STATED TASK: Rewrite everything in the listing from the line containing "projections-label: Projections bbox=[599, 113, 673, 130]" down to the end as a Markdown table with a Row column numbering each line and a Line column holding it, leaving out any blank lines.
──────── ENTRIES PROVIDED
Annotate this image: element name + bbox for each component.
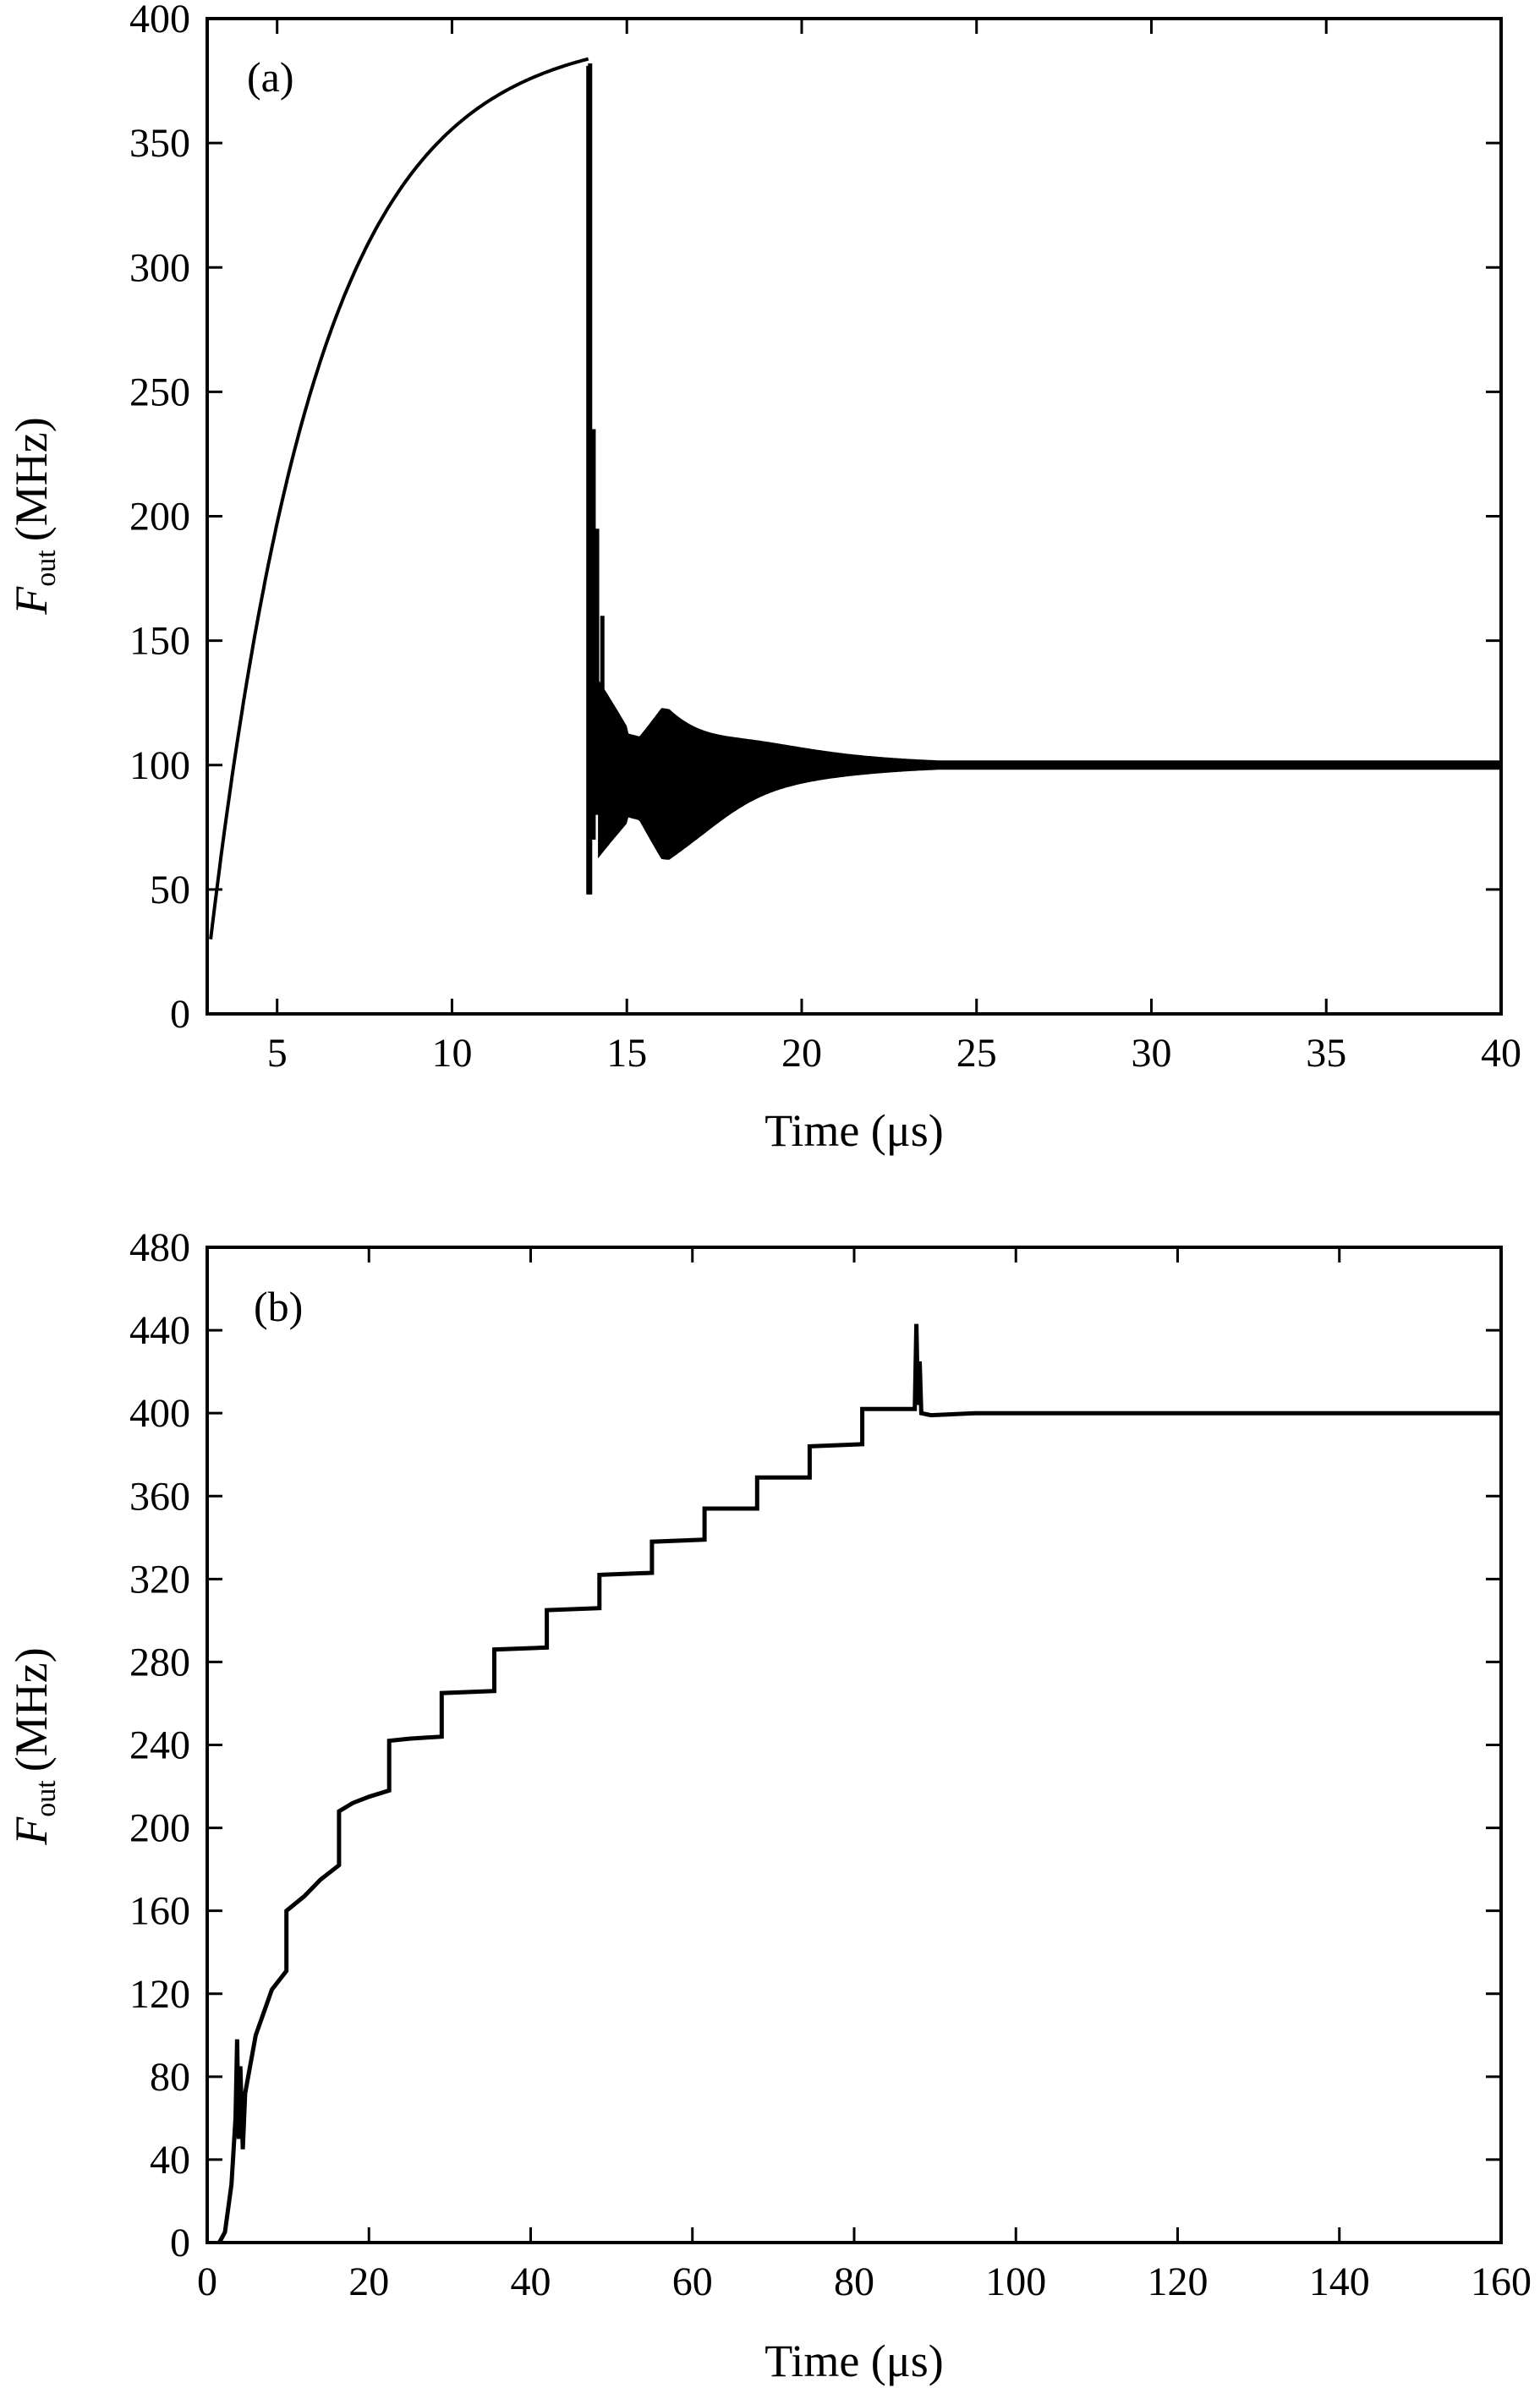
y-tick-label: 280 bbox=[129, 1640, 190, 1684]
series-b bbox=[217, 1323, 1501, 2244]
x-tick-label: 160 bbox=[1471, 2259, 1532, 2304]
x-tick-label: 25 bbox=[956, 1031, 997, 1076]
y-tick-label: 480 bbox=[129, 1225, 190, 1270]
y-tick-label: 360 bbox=[129, 1474, 190, 1519]
y-axis-title-sub-b: out bbox=[30, 1780, 62, 1817]
y-tick-label: 440 bbox=[129, 1308, 190, 1353]
y-tick-label: 40 bbox=[150, 2138, 190, 2183]
y-tick-label: 50 bbox=[150, 868, 190, 912]
panel-label-b: (b) bbox=[254, 1283, 303, 1330]
y-tick-label: 160 bbox=[129, 1889, 190, 1934]
y-tick-label: 250 bbox=[129, 370, 190, 414]
x-tick-label: 30 bbox=[1131, 1031, 1171, 1076]
series-a bbox=[209, 57, 1502, 939]
x-tick-label: 120 bbox=[1148, 2259, 1208, 2304]
y-tick-label: 80 bbox=[150, 2055, 190, 2100]
x-tick-label: 35 bbox=[1306, 1031, 1346, 1076]
y-axis-title-main-b: F bbox=[6, 1816, 57, 1846]
x-tick-label: 140 bbox=[1309, 2259, 1370, 2304]
y-axis-title-a: Fout (MHz) bbox=[6, 417, 62, 615]
x-ticks-b: 0 20 40 60 80 100 120 140 160 bbox=[197, 1247, 1532, 2304]
x-tick-label: 40 bbox=[511, 2259, 551, 2304]
y-tick-label: 0 bbox=[170, 2221, 190, 2265]
y-axis-title-unit-b: (MHz) bbox=[6, 1647, 57, 1772]
chart-panel-a: 0 50 100 150 200 250 300 350 400 5 10 15 20 25 30 35 40… bbox=[6, 0, 1521, 1156]
x-tick-label: 20 bbox=[348, 2259, 389, 2304]
x-tick-label: 10 bbox=[431, 1031, 472, 1076]
x-tick-label: 20 bbox=[781, 1031, 822, 1076]
x-tick-label: 80 bbox=[834, 2259, 874, 2304]
y-ticks-a: 0 50 100 150 200 250 300 350 400 bbox=[129, 0, 1501, 1037]
y-tick-label: 320 bbox=[129, 1557, 190, 1602]
y-tick-label: 100 bbox=[129, 743, 190, 788]
y-ticks-b: 0 40 80 120 160 200 240 280 320 360 400 440 480 bbox=[129, 1225, 1501, 2265]
series-line-staircase bbox=[217, 1323, 1501, 2244]
x-ticks-a: 5 10 15 20 25 30 35 40 bbox=[267, 19, 1521, 1076]
y-tick-label: 350 bbox=[129, 121, 190, 166]
x-axis-title-b: Time (μs) bbox=[765, 2336, 944, 2386]
y-tick-label: 200 bbox=[129, 1806, 190, 1851]
y-axis-title-sub-a: out bbox=[30, 550, 62, 587]
plot-frame-a bbox=[206, 17, 1503, 1016]
y-tick-label: 240 bbox=[129, 1723, 190, 1768]
x-tick-label: 100 bbox=[985, 2259, 1046, 2304]
chart-panel-b: 0 40 80 120 160 200 240 280 320 360 400 440 480 0 20 4… bbox=[6, 1225, 1532, 2386]
y-axis-title-main-a: F bbox=[6, 586, 57, 616]
plot-frame-b bbox=[206, 1246, 1503, 2244]
x-tick-label: 0 bbox=[197, 2259, 217, 2304]
y-tick-label: 120 bbox=[129, 1972, 190, 2017]
y-tick-label: 400 bbox=[129, 1391, 190, 1436]
y-axis-title-b: Fout (MHz) bbox=[6, 1647, 62, 1845]
x-tick-label: 60 bbox=[672, 2259, 713, 2304]
y-tick-label: 300 bbox=[129, 245, 190, 290]
x-axis-title-a: Time (μs) bbox=[765, 1105, 944, 1156]
x-tick-label: 15 bbox=[606, 1031, 647, 1076]
y-tick-label: 400 bbox=[129, 0, 190, 41]
panel-label-a: (a) bbox=[247, 53, 294, 101]
y-axis-title-unit-a: (MHz) bbox=[6, 417, 57, 541]
x-tick-label: 5 bbox=[267, 1031, 288, 1076]
x-tick-label: 40 bbox=[1481, 1031, 1521, 1076]
y-tick-label: 200 bbox=[129, 495, 190, 540]
y-tick-label: 0 bbox=[170, 992, 190, 1037]
series-line-rise bbox=[209, 57, 589, 939]
y-tick-label: 150 bbox=[129, 619, 190, 664]
series-oscillation-band bbox=[598, 679, 1502, 860]
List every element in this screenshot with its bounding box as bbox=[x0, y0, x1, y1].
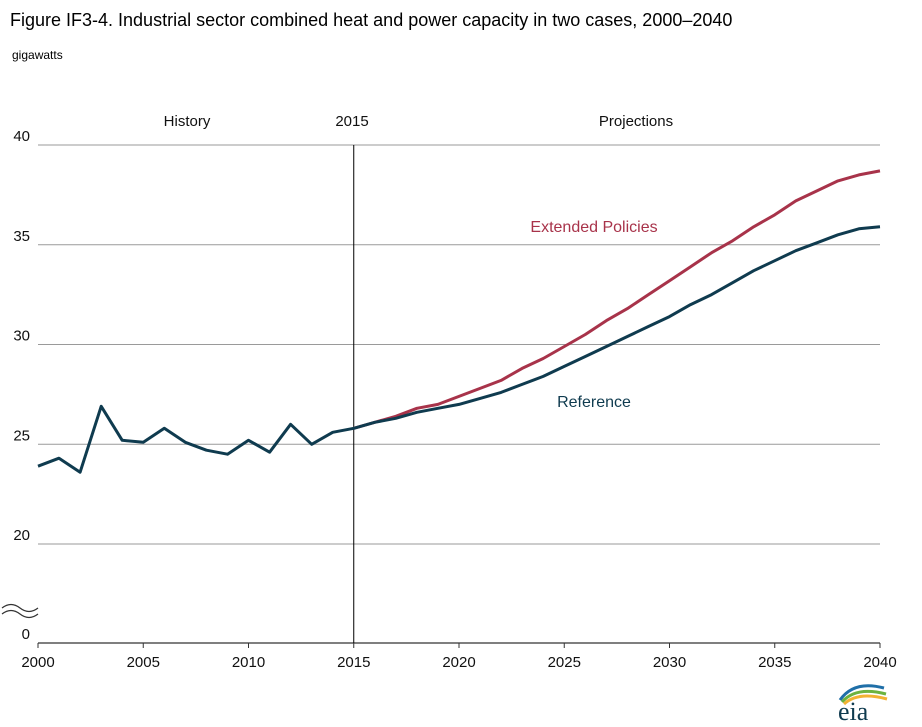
projections-label: Projections bbox=[599, 113, 673, 130]
x-tick-label: 2000 bbox=[21, 654, 54, 671]
y-tick-label: 40 bbox=[13, 128, 30, 145]
eia-logo-text: eia bbox=[838, 697, 869, 722]
chart-title: Figure IF3-4. Industrial sector combined… bbox=[10, 10, 733, 30]
y-tick-label: 0 bbox=[22, 626, 30, 643]
gridlines bbox=[38, 144, 880, 644]
x-tick-label: 2020 bbox=[442, 654, 475, 671]
axis-break-icon bbox=[1, 603, 39, 619]
reference-series-label: Reference bbox=[557, 394, 631, 411]
x-tick-label: 2015 bbox=[337, 654, 370, 671]
unit-label: gigawatts bbox=[12, 48, 63, 62]
extended-policies-line bbox=[353, 169, 881, 430]
y-tick-label: 35 bbox=[13, 228, 30, 245]
y-tick-labels: 0 20 25 30 35 40 bbox=[13, 128, 30, 643]
eia-logo: eia bbox=[838, 684, 888, 722]
history-label: History bbox=[164, 113, 211, 130]
series-lines bbox=[37, 169, 881, 474]
x-tick-label: 2025 bbox=[548, 654, 581, 671]
x-tick-label: 2035 bbox=[758, 654, 791, 671]
x-tick-label: 2010 bbox=[232, 654, 265, 671]
y-tick-label: 20 bbox=[13, 527, 30, 544]
x-tick-label: 2030 bbox=[653, 654, 686, 671]
x-tick-label: 2040 bbox=[863, 654, 896, 671]
y-tick-label: 30 bbox=[13, 328, 30, 345]
y-tick-label: 25 bbox=[13, 427, 30, 444]
extended-policies-series-label: Extended Policies bbox=[530, 219, 657, 236]
divider-year-label: 2015 bbox=[335, 113, 368, 130]
x-tick-labels: 2000 2005 2010 2015 2020 2025 2030 2035 2040 bbox=[21, 643, 897, 671]
reference-line bbox=[37, 225, 881, 474]
x-tick-label: 2005 bbox=[127, 654, 160, 671]
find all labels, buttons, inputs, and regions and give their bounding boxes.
────────────────
WRITTEN REPLY:
| Row | Line |
|---|---|
| 1 | projections-label: Projections bbox=[599, 113, 673, 130] |
| 2 | x-tick-label: 2000 bbox=[21, 654, 54, 671] |
| 3 | y-tick-label: 40 bbox=[13, 128, 30, 145] |
| 4 | eia-logo-text: eia bbox=[838, 697, 869, 722] |
| 5 | chart-title: Figure IF3-4. Industrial sector combined… bbox=[10, 10, 733, 30] |
| 6 | y-tick-label: 0 bbox=[22, 626, 30, 643] |
| 7 | gridlines bbox=[38, 144, 880, 644] |
| 8 | x-tick-label: 2020 bbox=[442, 654, 475, 671] |
| 9 | axis-break-icon bbox=[1, 603, 39, 619] |
| 10 | reference-series-label: Reference bbox=[557, 394, 631, 411] |
| 11 | x-tick-label: 2015 bbox=[337, 654, 370, 671] |
| 12 | unit-label: gigawatts bbox=[12, 48, 63, 62] |
| 13 | extended-policies-line bbox=[353, 169, 881, 430] |
| 14 | y-tick-label: 35 bbox=[13, 228, 30, 245] |
| 15 | y-tick-labels: 0 20 25 30 35 40 bbox=[13, 128, 30, 643] |
| 16 | eia-logo: eia bbox=[838, 684, 888, 722] |
| 17 | history-label: History bbox=[164, 113, 211, 130] |
| 18 | series-lines bbox=[37, 169, 881, 474] |
| 19 | x-tick-label: 2025 bbox=[548, 654, 581, 671] |
| 20 | x-tick-label: 2035 bbox=[758, 654, 791, 671] |
| 21 | x-tick-label: 2010 bbox=[232, 654, 265, 671] |
| 22 | y-tick-label: 20 bbox=[13, 527, 30, 544] |
| 23 | x-tick-label: 2030 bbox=[653, 654, 686, 671] |
| 24 | x-tick-label: 2040 bbox=[863, 654, 896, 671] |
| 25 | y-tick-label: 30 bbox=[13, 328, 30, 345] |
| 26 | y-tick-label: 25 bbox=[13, 427, 30, 444] |
| 27 | extended-policies-series-label: Extended Policies bbox=[530, 219, 657, 236] |
| 28 | divider-year-label: 2015 bbox=[335, 113, 368, 130] |
| 29 | x-tick-labels: 2000 2005 2010 2015 2020 2025 2030 2035 2040 bbox=[21, 643, 897, 671] |
| 30 | reference-line bbox=[37, 225, 881, 474] |
| 31 | x-tick-label: 2005 bbox=[127, 654, 160, 671] |
| 32 | find all labels, buttons, inputs, and regions and give their bounding boxes. |